• [RECORDS]
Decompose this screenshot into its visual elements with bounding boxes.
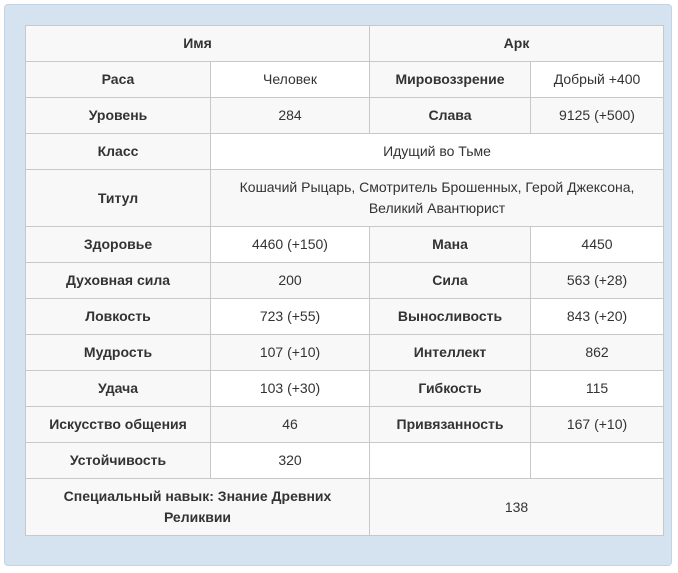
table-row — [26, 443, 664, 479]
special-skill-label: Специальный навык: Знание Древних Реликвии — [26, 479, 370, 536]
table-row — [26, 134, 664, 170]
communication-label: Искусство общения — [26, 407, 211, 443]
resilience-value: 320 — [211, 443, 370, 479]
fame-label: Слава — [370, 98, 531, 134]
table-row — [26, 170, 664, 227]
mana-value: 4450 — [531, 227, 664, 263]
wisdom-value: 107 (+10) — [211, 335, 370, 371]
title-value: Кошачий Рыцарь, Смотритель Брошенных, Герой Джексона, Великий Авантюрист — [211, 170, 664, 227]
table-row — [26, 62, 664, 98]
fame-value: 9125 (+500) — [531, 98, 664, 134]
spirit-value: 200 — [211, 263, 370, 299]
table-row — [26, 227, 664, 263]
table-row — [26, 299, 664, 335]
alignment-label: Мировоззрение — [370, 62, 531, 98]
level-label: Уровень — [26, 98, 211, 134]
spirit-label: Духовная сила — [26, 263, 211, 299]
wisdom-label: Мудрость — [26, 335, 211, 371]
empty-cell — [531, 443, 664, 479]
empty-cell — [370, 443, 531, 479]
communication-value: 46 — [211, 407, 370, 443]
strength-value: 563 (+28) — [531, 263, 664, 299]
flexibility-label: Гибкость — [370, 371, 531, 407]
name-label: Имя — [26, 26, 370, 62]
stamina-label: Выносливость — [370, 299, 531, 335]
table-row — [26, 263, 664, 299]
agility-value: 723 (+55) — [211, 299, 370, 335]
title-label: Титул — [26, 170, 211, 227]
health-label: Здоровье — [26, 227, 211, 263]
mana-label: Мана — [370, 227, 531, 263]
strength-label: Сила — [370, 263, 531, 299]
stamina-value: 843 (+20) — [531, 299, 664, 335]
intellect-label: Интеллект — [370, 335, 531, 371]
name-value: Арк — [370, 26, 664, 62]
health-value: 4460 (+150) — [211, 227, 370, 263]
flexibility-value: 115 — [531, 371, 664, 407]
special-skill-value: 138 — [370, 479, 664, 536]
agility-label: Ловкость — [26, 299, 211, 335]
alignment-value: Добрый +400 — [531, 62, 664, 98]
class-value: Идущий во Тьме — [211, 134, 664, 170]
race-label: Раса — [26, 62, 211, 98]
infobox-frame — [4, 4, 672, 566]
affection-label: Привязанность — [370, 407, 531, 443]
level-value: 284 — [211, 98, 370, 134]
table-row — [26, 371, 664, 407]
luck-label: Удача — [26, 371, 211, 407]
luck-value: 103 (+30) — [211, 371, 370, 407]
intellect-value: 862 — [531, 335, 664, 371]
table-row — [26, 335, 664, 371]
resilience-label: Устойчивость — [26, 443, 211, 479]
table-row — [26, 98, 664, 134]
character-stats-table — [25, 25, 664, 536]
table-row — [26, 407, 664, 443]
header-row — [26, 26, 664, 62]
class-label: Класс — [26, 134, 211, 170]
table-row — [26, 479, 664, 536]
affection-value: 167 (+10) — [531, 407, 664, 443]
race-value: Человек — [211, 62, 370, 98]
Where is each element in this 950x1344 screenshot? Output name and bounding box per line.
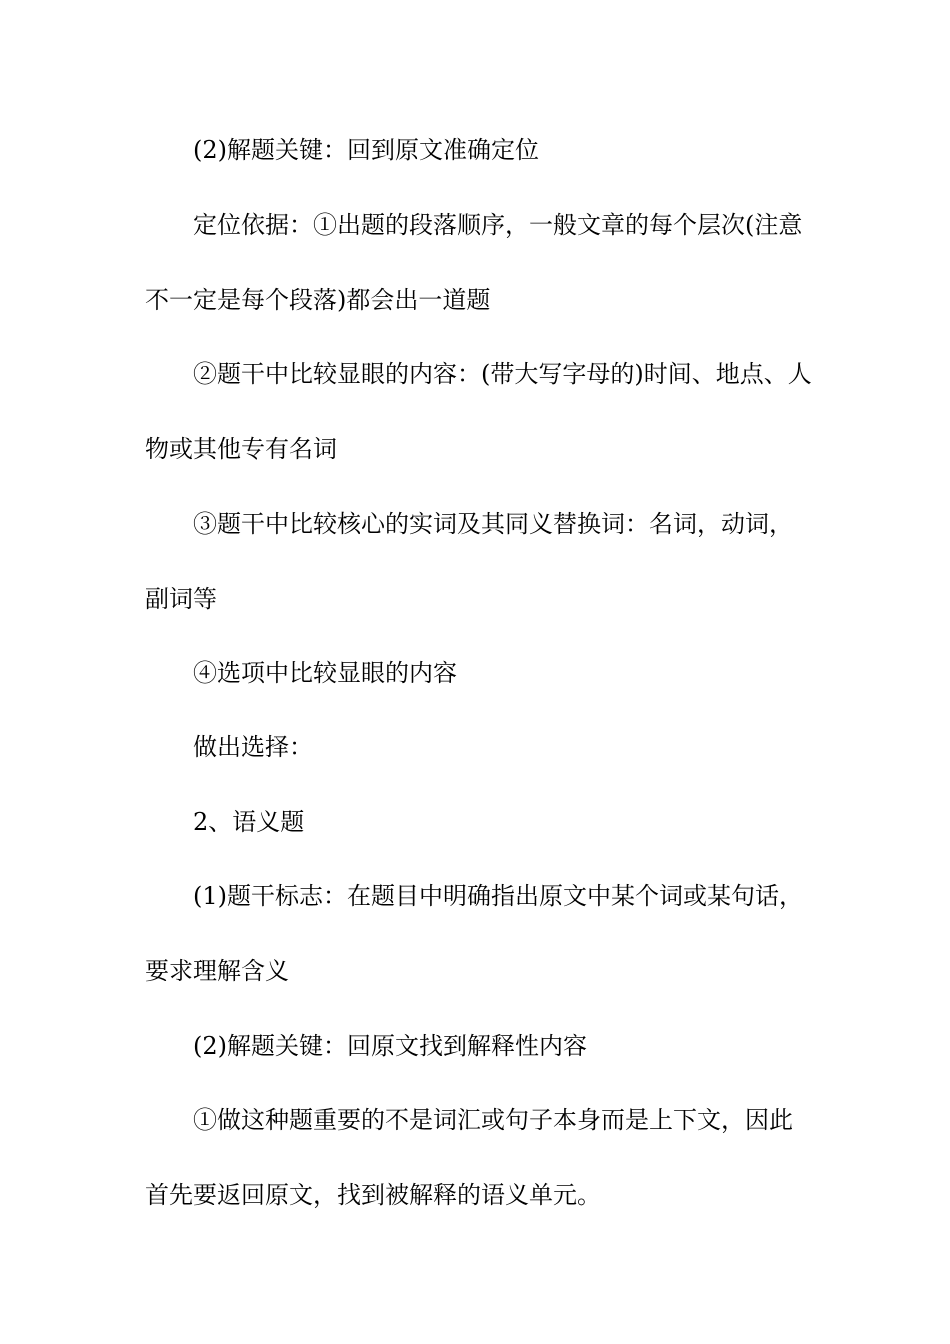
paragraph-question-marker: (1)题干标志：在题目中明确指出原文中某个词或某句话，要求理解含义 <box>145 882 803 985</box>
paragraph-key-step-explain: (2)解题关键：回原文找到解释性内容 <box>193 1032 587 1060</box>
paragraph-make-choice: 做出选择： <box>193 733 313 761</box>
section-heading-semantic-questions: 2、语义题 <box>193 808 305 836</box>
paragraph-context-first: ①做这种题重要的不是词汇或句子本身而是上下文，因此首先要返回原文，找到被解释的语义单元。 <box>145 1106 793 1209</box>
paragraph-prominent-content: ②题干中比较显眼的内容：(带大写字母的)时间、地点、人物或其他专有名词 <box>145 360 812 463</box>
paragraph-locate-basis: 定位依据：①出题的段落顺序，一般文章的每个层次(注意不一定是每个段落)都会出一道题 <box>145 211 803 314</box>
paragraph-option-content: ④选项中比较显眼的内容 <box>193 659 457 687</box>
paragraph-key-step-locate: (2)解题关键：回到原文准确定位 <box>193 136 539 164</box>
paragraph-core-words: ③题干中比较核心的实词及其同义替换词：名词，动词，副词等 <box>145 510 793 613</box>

• [YOUR TASK] From the lines above, please extract the part that opens with the line containing "table-row — [26, 443, 664, 479]" and closes with the line containing "wisdom-value: 107 (+10)", repeating each line exactly.

• [EXERCISE RESPONSE]
table-row — [26, 443, 664, 479]
special-skill-label: Специальный навык: Знание Древних Реликвии — [26, 479, 370, 536]
table-row — [26, 134, 664, 170]
communication-label: Искусство общения — [26, 407, 211, 443]
resilience-value: 320 — [211, 443, 370, 479]
fame-label: Слава — [370, 98, 531, 134]
table-row — [26, 170, 664, 227]
mana-value: 4450 — [531, 227, 664, 263]
wisdom-value: 107 (+10) — [211, 335, 370, 371]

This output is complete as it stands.